**WHAT IS BEING ASKED**
Reproduce the records that follow in full, excluding any picture they contain.

## Start

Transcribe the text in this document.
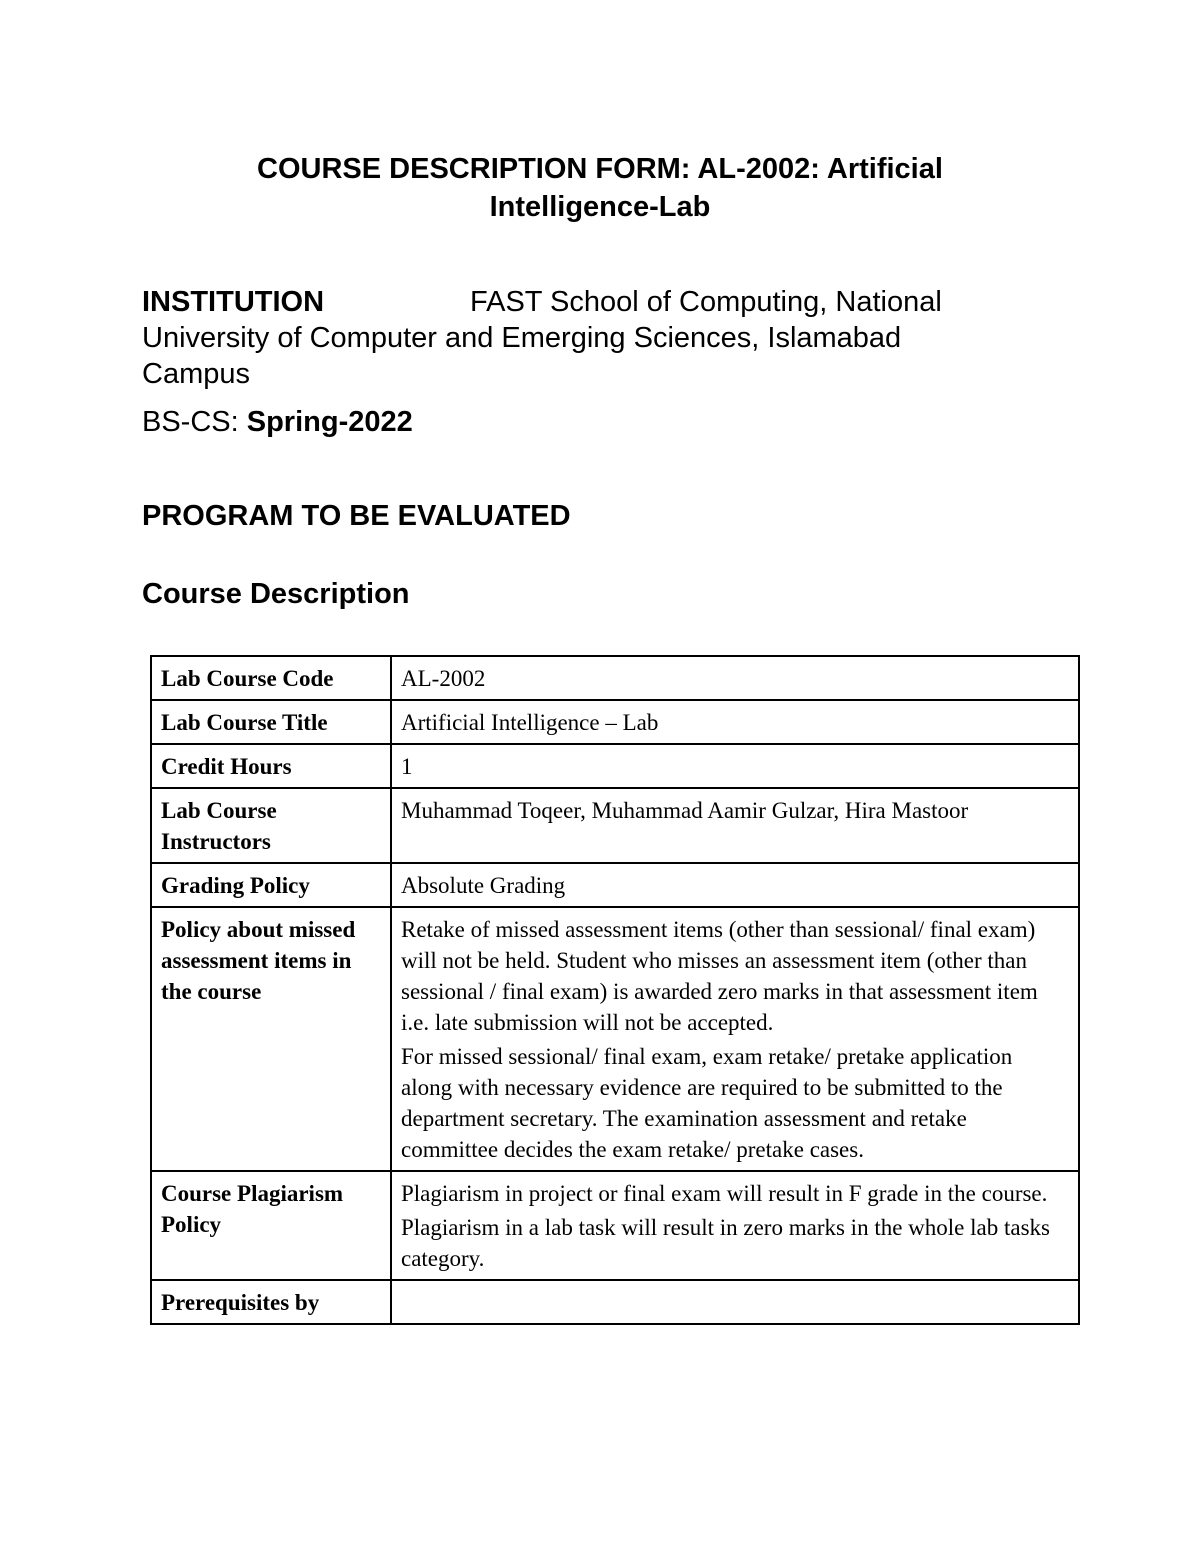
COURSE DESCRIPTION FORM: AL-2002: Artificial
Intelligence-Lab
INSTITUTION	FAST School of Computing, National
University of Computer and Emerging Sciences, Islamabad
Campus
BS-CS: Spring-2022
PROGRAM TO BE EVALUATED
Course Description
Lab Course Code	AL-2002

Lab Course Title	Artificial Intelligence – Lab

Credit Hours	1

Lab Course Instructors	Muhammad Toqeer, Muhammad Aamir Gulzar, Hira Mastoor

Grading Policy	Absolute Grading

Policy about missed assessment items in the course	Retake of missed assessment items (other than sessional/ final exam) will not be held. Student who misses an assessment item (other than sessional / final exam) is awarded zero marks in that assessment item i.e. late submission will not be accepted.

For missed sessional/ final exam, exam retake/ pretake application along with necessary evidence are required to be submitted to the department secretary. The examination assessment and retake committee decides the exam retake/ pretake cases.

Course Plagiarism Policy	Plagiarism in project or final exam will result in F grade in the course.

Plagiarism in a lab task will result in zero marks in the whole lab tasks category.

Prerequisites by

## End

**SOLUTION FOR THIS EXERCISE**
Transcribe the text in this document.
COURSE DESCRIPTION FORM: AL-2002: Artificial
Intelligence-Lab
INSTITUTION	FAST School of Computing, National
University of Computer and Emerging Sciences, Islamabad
Campus
BS-CS: Spring-2022
PROGRAM TO BE EVALUATED
Course Description
Lab Course Code	AL-2002

Lab Course Title	Artificial Intelligence – Lab

Credit Hours	1

Lab Course Instructors	Muhammad Toqeer, Muhammad Aamir Gulzar, Hira Mastoor

Grading Policy	Absolute Grading

Policy about missed assessment items in the course	Retake of missed assessment items (other than sessional/ final exam) will not be held. Student who misses an assessment item (other than sessional / final exam) is awarded zero marks in that assessment item i.e. late submission will not be accepted.

For missed sessional/ final exam, exam retake/ pretake application along with necessary evidence are required to be submitted to the department secretary. The examination assessment and retake committee decides the exam retake/ pretake cases.

Course Plagiarism Policy	Plagiarism in project or final exam will result in F grade in the course.

Plagiarism in a lab task will result in zero marks in the whole lab tasks category.

Prerequisites by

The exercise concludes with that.